• What the task asks: Exactly reproduce each entry, leaving out nothing.

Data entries
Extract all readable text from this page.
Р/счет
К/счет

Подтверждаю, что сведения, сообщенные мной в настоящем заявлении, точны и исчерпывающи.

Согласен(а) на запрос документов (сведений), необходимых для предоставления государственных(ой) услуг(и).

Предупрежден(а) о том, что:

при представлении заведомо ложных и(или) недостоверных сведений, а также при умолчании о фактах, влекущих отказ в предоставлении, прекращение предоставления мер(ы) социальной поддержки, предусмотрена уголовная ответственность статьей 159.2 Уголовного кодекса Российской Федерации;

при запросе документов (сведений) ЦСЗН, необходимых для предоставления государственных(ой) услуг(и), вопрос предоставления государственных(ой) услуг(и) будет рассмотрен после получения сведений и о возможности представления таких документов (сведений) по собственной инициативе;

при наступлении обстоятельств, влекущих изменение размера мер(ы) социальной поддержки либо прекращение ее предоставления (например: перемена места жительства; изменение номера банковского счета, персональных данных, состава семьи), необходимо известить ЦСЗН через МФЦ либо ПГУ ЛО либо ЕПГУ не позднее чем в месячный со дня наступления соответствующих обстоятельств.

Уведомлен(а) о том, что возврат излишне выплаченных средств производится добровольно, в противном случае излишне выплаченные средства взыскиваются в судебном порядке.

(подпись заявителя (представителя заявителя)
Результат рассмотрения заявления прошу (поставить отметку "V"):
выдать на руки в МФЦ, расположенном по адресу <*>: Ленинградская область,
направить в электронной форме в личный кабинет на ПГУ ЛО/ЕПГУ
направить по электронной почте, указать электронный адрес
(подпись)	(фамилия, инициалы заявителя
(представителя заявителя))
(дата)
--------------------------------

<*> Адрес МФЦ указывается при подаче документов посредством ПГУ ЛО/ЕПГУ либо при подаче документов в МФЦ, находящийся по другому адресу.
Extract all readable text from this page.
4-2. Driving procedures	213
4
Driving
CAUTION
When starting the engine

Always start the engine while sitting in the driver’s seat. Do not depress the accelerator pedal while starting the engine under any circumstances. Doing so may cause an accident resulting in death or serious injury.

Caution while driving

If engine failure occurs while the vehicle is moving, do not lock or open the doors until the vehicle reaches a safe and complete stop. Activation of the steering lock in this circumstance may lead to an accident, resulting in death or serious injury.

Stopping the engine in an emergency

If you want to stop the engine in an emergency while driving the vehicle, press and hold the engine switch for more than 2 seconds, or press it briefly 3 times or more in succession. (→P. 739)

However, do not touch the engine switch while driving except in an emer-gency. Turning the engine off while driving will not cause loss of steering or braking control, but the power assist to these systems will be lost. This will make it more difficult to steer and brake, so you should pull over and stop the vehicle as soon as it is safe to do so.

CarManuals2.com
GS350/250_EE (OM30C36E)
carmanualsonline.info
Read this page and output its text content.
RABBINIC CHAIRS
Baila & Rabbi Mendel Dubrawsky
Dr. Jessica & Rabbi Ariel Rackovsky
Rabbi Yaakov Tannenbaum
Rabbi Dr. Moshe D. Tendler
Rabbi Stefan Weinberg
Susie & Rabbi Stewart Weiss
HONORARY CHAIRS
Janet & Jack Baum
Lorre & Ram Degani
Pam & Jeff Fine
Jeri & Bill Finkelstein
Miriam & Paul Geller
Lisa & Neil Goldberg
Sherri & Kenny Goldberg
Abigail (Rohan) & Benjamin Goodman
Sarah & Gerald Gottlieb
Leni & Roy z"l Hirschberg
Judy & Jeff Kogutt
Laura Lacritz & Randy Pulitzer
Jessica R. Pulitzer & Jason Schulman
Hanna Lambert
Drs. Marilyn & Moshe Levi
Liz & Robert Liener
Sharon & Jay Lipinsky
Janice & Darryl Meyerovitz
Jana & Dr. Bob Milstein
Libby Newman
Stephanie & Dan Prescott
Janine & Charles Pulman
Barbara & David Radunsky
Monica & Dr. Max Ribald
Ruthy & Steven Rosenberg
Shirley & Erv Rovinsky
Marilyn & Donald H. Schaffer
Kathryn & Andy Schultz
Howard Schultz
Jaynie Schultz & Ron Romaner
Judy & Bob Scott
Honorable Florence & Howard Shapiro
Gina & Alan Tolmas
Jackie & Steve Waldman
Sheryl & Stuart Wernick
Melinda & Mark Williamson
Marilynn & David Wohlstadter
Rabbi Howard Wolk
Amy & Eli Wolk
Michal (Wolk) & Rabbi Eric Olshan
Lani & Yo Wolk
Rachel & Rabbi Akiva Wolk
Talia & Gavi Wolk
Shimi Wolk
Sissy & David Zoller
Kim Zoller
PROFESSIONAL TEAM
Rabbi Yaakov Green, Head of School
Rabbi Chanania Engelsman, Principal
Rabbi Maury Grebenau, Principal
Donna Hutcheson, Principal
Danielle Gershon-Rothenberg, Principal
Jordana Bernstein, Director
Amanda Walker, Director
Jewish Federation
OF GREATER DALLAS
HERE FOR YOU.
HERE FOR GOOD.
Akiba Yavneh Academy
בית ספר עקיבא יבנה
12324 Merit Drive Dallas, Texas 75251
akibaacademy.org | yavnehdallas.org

• Task result:
Extract all readable text from this page.
Р/счет
К/счет

Подтверждаю, что сведения, сообщенные мной в настоящем заявлении, точны и исчерпывающи.

Согласен(а) на запрос документов (сведений), необходимых для предоставления государственных(ой) услуг(и).

Предупрежден(а) о том, что:

при представлении заведомо ложных и(или) недостоверных сведений, а также при умолчании о фактах, влекущих отказ в предоставлении, прекращение предоставления мер(ы) социальной поддержки, предусмотрена уголовная ответственность статьей 159.2 Уголовного кодекса Российской Федерации;

при запросе документов (сведений) ЦСЗН, необходимых для предоставления государственных(ой) услуг(и), вопрос предоставления государственных(ой) услуг(и) будет рассмотрен после получения сведений и о возможности представления таких документов (сведений) по собственной инициативе;

при наступлении обстоятельств, влекущих изменение размера мер(ы) социальной поддержки либо прекращение ее предоставления (например: перемена места жительства; изменение номера банковского счета, персональных данных, состава семьи), необходимо известить ЦСЗН через МФЦ либо ПГУ ЛО либо ЕПГУ не позднее чем в месячный со дня наступления соответствующих обстоятельств.

Уведомлен(а) о том, что возврат излишне выплаченных средств производится добровольно, в противном случае излишне выплаченные средства взыскиваются в судебном порядке.

(подпись заявителя (представителя заявителя)
Результат рассмотрения заявления прошу (поставить отметку "V"):
выдать на руки в МФЦ, расположенном по адресу <*>: Ленинградская область,
направить в электронной форме в личный кабинет на ПГУ ЛО/ЕПГУ
направить по электронной почте, указать электронный адрес
(подпись)	(фамилия, инициалы заявителя
(представителя заявителя))
(дата)
--------------------------------

<*> Адрес МФЦ указывается при подаче документов посредством ПГУ ЛО/ЕПГУ либо при подаче документов в МФЦ, находящийся по другому адресу.
Extract all readable text from this page.
4-2. Driving procedures	213
4
Driving
CAUTION
When starting the engine

Always start the engine while sitting in the driver’s seat. Do not depress the accelerator pedal while starting the engine under any circumstances. Doing so may cause an accident resulting in death or serious injury.

Caution while driving

If engine failure occurs while the vehicle is moving, do not lock or open the doors until the vehicle reaches a safe and complete stop. Activation of the steering lock in this circumstance may lead to an accident, resulting in death or serious injury.

Stopping the engine in an emergency

If you want to stop the engine in an emergency while driving the vehicle, press and hold the engine switch for more than 2 seconds, or press it briefly 3 times or more in succession. (→P. 739)

However, do not touch the engine switch while driving except in an emer-gency. Turning the engine off while driving will not cause loss of steering or braking control, but the power assist to these systems will be lost. This will make it more difficult to steer and brake, so you should pull over and stop the vehicle as soon as it is safe to do so.

CarManuals2.com
GS350/250_EE (OM30C36E)
carmanualsonline.info
Read this page and output its text content.
RABBINIC CHAIRS
Baila & Rabbi Mendel Dubrawsky
Dr. Jessica & Rabbi Ariel Rackovsky
Rabbi Yaakov Tannenbaum
Rabbi Dr. Moshe D. Tendler
Rabbi Stefan Weinberg
Susie & Rabbi Stewart Weiss
HONORARY CHAIRS
Janet & Jack Baum
Lorre & Ram Degani
Pam & Jeff Fine
Jeri & Bill Finkelstein
Miriam & Paul Geller
Lisa & Neil Goldberg
Sherri & Kenny Goldberg
Abigail (Rohan) & Benjamin Goodman
Sarah & Gerald Gottlieb
Leni & Roy z"l Hirschberg
Judy & Jeff Kogutt
Laura Lacritz & Randy Pulitzer
Jessica R. Pulitzer & Jason Schulman
Hanna Lambert
Drs. Marilyn & Moshe Levi
Liz & Robert Liener
Sharon & Jay Lipinsky
Janice & Darryl Meyerovitz
Jana & Dr. Bob Milstein
Libby Newman
Stephanie & Dan Prescott
Janine & Charles Pulman
Barbara & David Radunsky
Monica & Dr. Max Ribald
Ruthy & Steven Rosenberg
Shirley & Erv Rovinsky
Marilyn & Donald H. Schaffer
Kathryn & Andy Schultz
Howard Schultz
Jaynie Schultz & Ron Romaner
Judy & Bob Scott
Honorable Florence & Howard Shapiro
Gina & Alan Tolmas
Jackie & Steve Waldman
Sheryl & Stuart Wernick
Melinda & Mark Williamson
Marilynn & David Wohlstadter
Rabbi Howard Wolk
Amy & Eli Wolk
Michal (Wolk) & Rabbi Eric Olshan
Lani & Yo Wolk
Rachel & Rabbi Akiva Wolk
Talia & Gavi Wolk
Shimi Wolk
Sissy & David Zoller
Kim Zoller
PROFESSIONAL TEAM
Rabbi Yaakov Green, Head of School
Rabbi Chanania Engelsman, Principal
Rabbi Maury Grebenau, Principal
Donna Hutcheson, Principal
Danielle Gershon-Rothenberg, Principal
Jordana Bernstein, Director
Amanda Walker, Director
Jewish Federation
OF GREATER DALLAS
HERE FOR YOU.
HERE FOR GOOD.
Akiba Yavneh Academy
בית ספר עקיבא יבנה
12324 Merit Drive Dallas, Texas 75251
akibaacademy.org | yavnehdallas.org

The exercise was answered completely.